SET TASK -> Identify every line in the listing below that contains the string "Portfolio", and copy each of those lines in full.
— start TASK INPUT —
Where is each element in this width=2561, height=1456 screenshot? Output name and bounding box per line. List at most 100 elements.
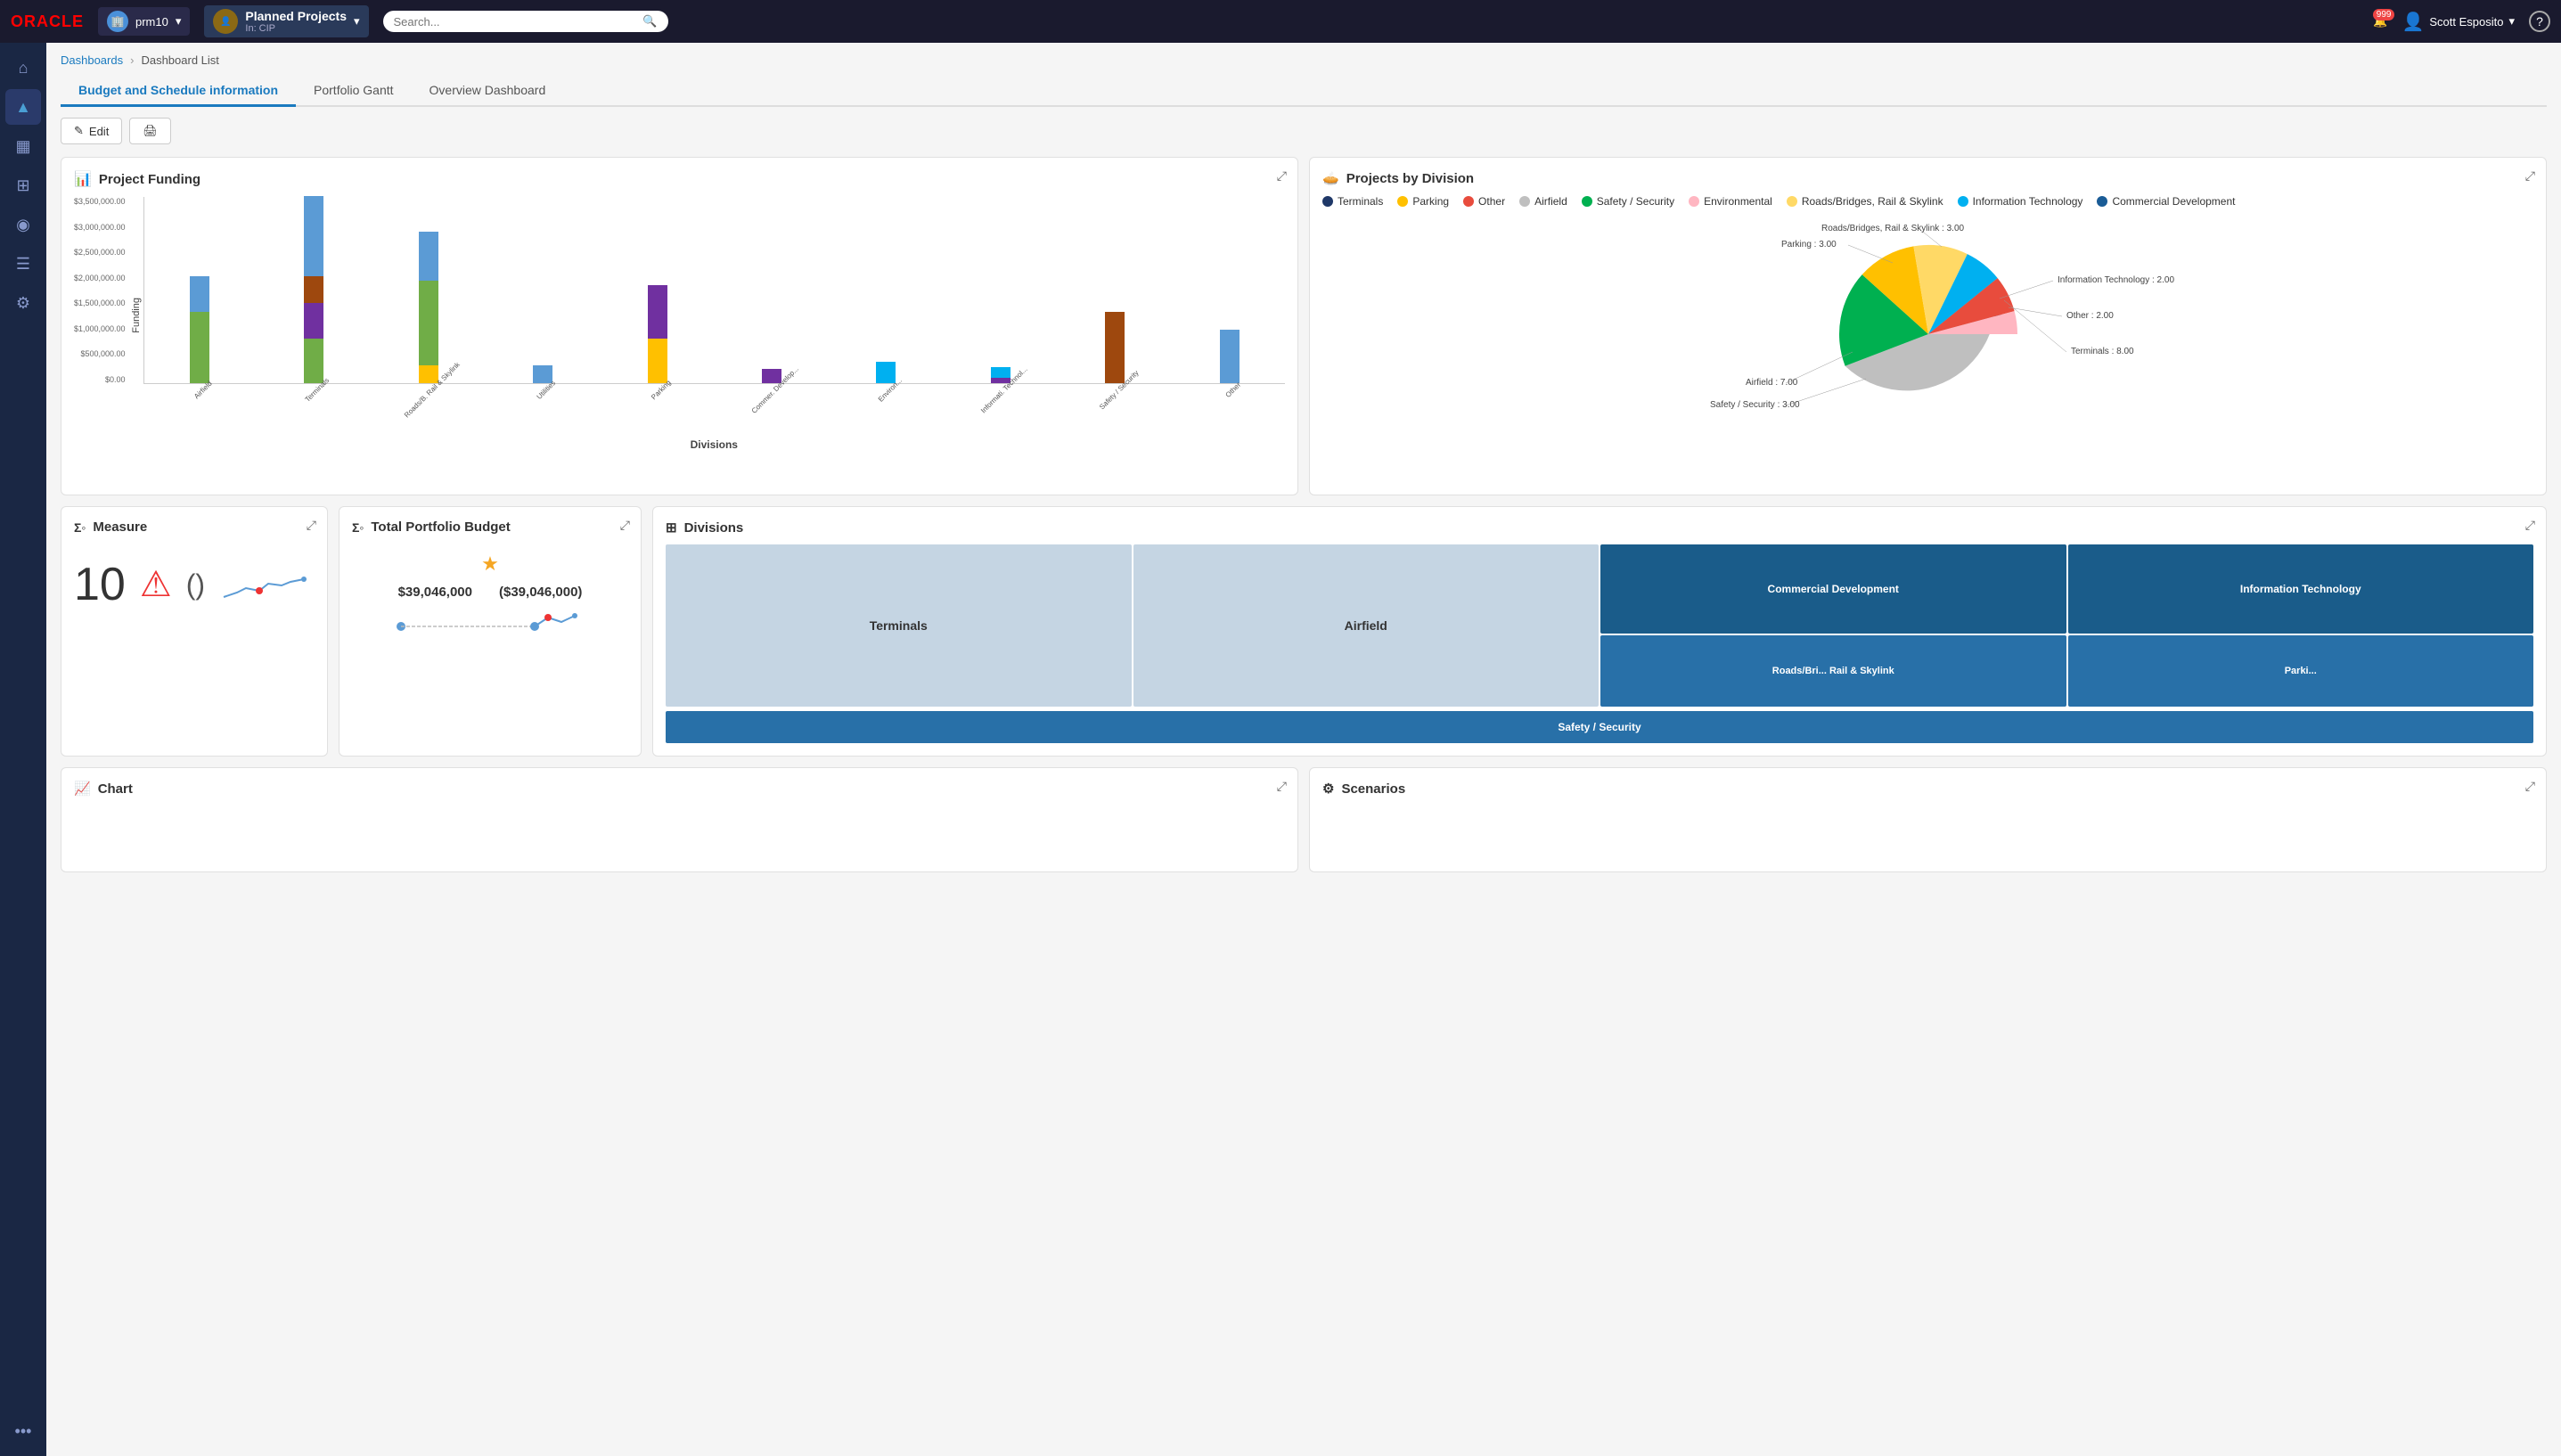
bar-chart-icon: 📊 <box>74 170 92 188</box>
sidebar-item-home[interactable]: ⌂ <box>5 50 41 86</box>
project-name: Planned Projects <box>245 9 347 23</box>
legend-dot-terminals <box>1322 196 1333 207</box>
sidebar-item-analytics[interactable]: ▦ <box>5 128 41 164</box>
div-cell-safety: Safety / Security <box>666 711 2533 743</box>
scenarios-icon: ⚙ <box>1322 781 1334 797</box>
pie-label-parking: Parking : 3.00 <box>1781 240 1837 249</box>
star-icon: ★ <box>481 552 499 576</box>
legend-label-terminals: Terminals <box>1338 195 1383 208</box>
legend-other: Other <box>1463 195 1505 208</box>
budget-content: ★ $39,046,000 ($39,046,000) <box>352 544 628 649</box>
dashboard-row-3: 📈 Chart ⤢ ⚙ Scenarios ⤢ <box>61 767 2547 872</box>
sigma-icon: Σ◦ <box>74 520 86 535</box>
search-box: 🔍 <box>383 11 668 32</box>
legend-airfield: Airfield <box>1519 195 1567 208</box>
tab-gantt[interactable]: Portfolio Gantt <box>296 76 412 107</box>
legend-dot-roads <box>1787 196 1797 207</box>
sidebar-item-projects[interactable]: ▲ <box>5 89 41 125</box>
user-menu[interactable]: 👤 Scott Esposito ▾ <box>2401 11 2515 33</box>
divisions-treemap: Terminals Airfield Commercial Developmen… <box>666 544 2533 709</box>
measure-number: 10 <box>74 558 126 611</box>
legend-label-airfield: Airfield <box>1534 195 1567 208</box>
search-input[interactable] <box>394 15 636 29</box>
project-avatar: 👤 <box>213 9 238 34</box>
div-cell-commercial: Commercial Development <box>1600 544 2066 634</box>
pie-chart-icon: 🥧 <box>1322 170 1339 186</box>
chart-icon: 📈 <box>74 781 91 797</box>
print-button[interactable]: 🖨 <box>129 118 171 144</box>
divisions-title: ⊞ Divisions <box>666 519 2533 536</box>
projects-by-division-card: 🥧 Projects by Division ⤢ Terminals Parki… <box>1309 157 2547 495</box>
legend-label-infotech: Information Technology <box>1973 195 2083 208</box>
notification-count: 999 <box>2373 9 2395 20</box>
breadcrumb: Dashboards › Dashboard List <box>61 53 2547 67</box>
pie-chart-svg: Information Technology : 2.00 Other : 2.… <box>1697 218 2160 450</box>
div-cell-airfield: Airfield <box>1133 544 1600 707</box>
measure-expand-button[interactable]: ⤢ <box>307 518 316 533</box>
sidebar-item-settings[interactable]: ⚙ <box>5 285 41 321</box>
budget-values: $39,046,000 ($39,046,000) <box>398 585 583 600</box>
bars-row <box>143 197 1285 384</box>
legend-label-environmental: Environmental <box>1704 195 1772 208</box>
measure-content: 10 ⚠ () <box>74 544 315 626</box>
help-icon[interactable]: ? <box>2529 11 2550 32</box>
bars-area: Airfield Terminals Roads/B. Rail & Skyli… <box>143 197 1285 451</box>
pie-label-safety: Safety / Security : 3.00 <box>1710 400 1800 410</box>
divisions-expand-button[interactable]: ⤢ <box>2525 518 2535 533</box>
legend-label-parking: Parking <box>1412 195 1449 208</box>
pie-legend: Terminals Parking Other Airfield Safety … <box>1322 195 2533 208</box>
sidebar-item-library[interactable]: ⊞ <box>5 168 41 203</box>
label-line-parking <box>1848 245 1893 263</box>
legend-roads: Roads/Bridges, Rail & Skylink <box>1787 195 1943 208</box>
app-selector[interactable]: 🏢 prm10 ▾ <box>98 7 190 36</box>
budget-value2: ($39,046,000) <box>499 585 582 600</box>
y-axis-label: Funding <box>131 298 142 333</box>
tab-budget[interactable]: Budget and Schedule information <box>61 76 296 107</box>
pie-chart-container: Information Technology : 2.00 Other : 2.… <box>1322 218 2533 450</box>
tab-bar: Budget and Schedule information Portfoli… <box>61 76 2547 107</box>
sigma-budget-icon: Σ◦ <box>352 520 364 535</box>
legend-dot-environmental <box>1689 196 1699 207</box>
x-labels: Airfield Terminals Roads/B. Rail & Skyli… <box>143 386 1285 435</box>
warning-icon: ⚠ <box>140 564 172 605</box>
toolbar: ✎ Edit 🖨 <box>61 118 2547 144</box>
budget-title: Σ◦ Total Portfolio Budget <box>352 519 628 535</box>
notifications[interactable]: 🔔 999 <box>2373 14 2387 29</box>
pie-label-roads: Roads/Bridges, Rail & Skylink : 3.00 <box>1821 224 1965 233</box>
edit-button[interactable]: ✎ Edit <box>61 118 122 144</box>
sidebar-item-more[interactable]: ••• <box>5 1413 41 1449</box>
app-name: prm10 <box>135 15 168 29</box>
project-funding-card: 📊 Project Funding ⤢ $3,500,000.00 $3,000… <box>61 157 1298 495</box>
user-avatar-icon: 👤 <box>2401 11 2424 33</box>
project-selector[interactable]: 👤 Planned Projects In: CIP ▾ <box>204 5 368 37</box>
division-expand-button[interactable]: ⤢ <box>2525 168 2535 184</box>
div-cell-parking: Parki... <box>2068 635 2534 707</box>
tab-overview[interactable]: Overview Dashboard <box>412 76 564 107</box>
label-line-infotech <box>2000 281 2053 299</box>
legend-commercial: Commercial Development <box>2097 195 2235 208</box>
sidebar-item-people[interactable]: ◉ <box>5 207 41 242</box>
scenarios-expand-button[interactable]: ⤢ <box>2525 779 2535 794</box>
breadcrumb-sep: › <box>130 53 134 67</box>
legend-label-other: Other <box>1478 195 1505 208</box>
project-dropdown-icon[interactable]: ▾ <box>354 14 360 29</box>
dashboard-row-2: Σ◦ Measure ⤢ 10 ⚠ () Σ◦ <box>61 506 2547 757</box>
legend-label-roads: Roads/Bridges, Rail & Skylink <box>1802 195 1943 208</box>
left-sidebar: ⌂ ▲ ▦ ⊞ ◉ ☰ ⚙ ••• <box>0 43 46 1456</box>
measure-card: Σ◦ Measure ⤢ 10 ⚠ () <box>61 506 328 757</box>
funding-expand-button[interactable]: ⤢ <box>1277 168 1287 184</box>
total-portfolio-budget-card: Σ◦ Total Portfolio Budget ⤢ ★ $39,046,00… <box>339 506 642 757</box>
app-dropdown-icon[interactable]: ▾ <box>176 14 182 29</box>
legend-dot-safety <box>1582 196 1592 207</box>
projects-by-division-title: 🥧 Projects by Division <box>1322 170 2533 186</box>
pie-label-airfield: Airfield : 7.00 <box>1746 378 1798 388</box>
sidebar-item-reports[interactable]: ☰ <box>5 246 41 282</box>
breadcrumb-dashboards[interactable]: Dashboards <box>61 53 123 67</box>
chart-expand-button[interactable]: ⤢ <box>1277 779 1287 794</box>
y-axis: $3,500,000.00 $3,000,000.00 $2,500,000.0… <box>74 197 127 384</box>
budget-expand-button[interactable]: ⤢ <box>620 518 630 533</box>
breadcrumb-current: Dashboard List <box>141 53 218 67</box>
dashboard-row-1: 📊 Project Funding ⤢ $3,500,000.00 $3,000… <box>61 157 2547 495</box>
search-icon[interactable]: 🔍 <box>642 14 657 29</box>
app-icon: 🏢 <box>107 11 128 32</box>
— end TASK INPUT —
COMPLETE ANSWER ->
tab-gantt[interactable]: Portfolio Gantt <box>296 76 412 107</box>
budget-title: Σ◦ Total Portfolio Budget <box>352 519 628 535</box>
total-portfolio-budget-card: Σ◦ Total Portfolio Budget ⤢ ★ $39,046,00… <box>339 506 642 757</box>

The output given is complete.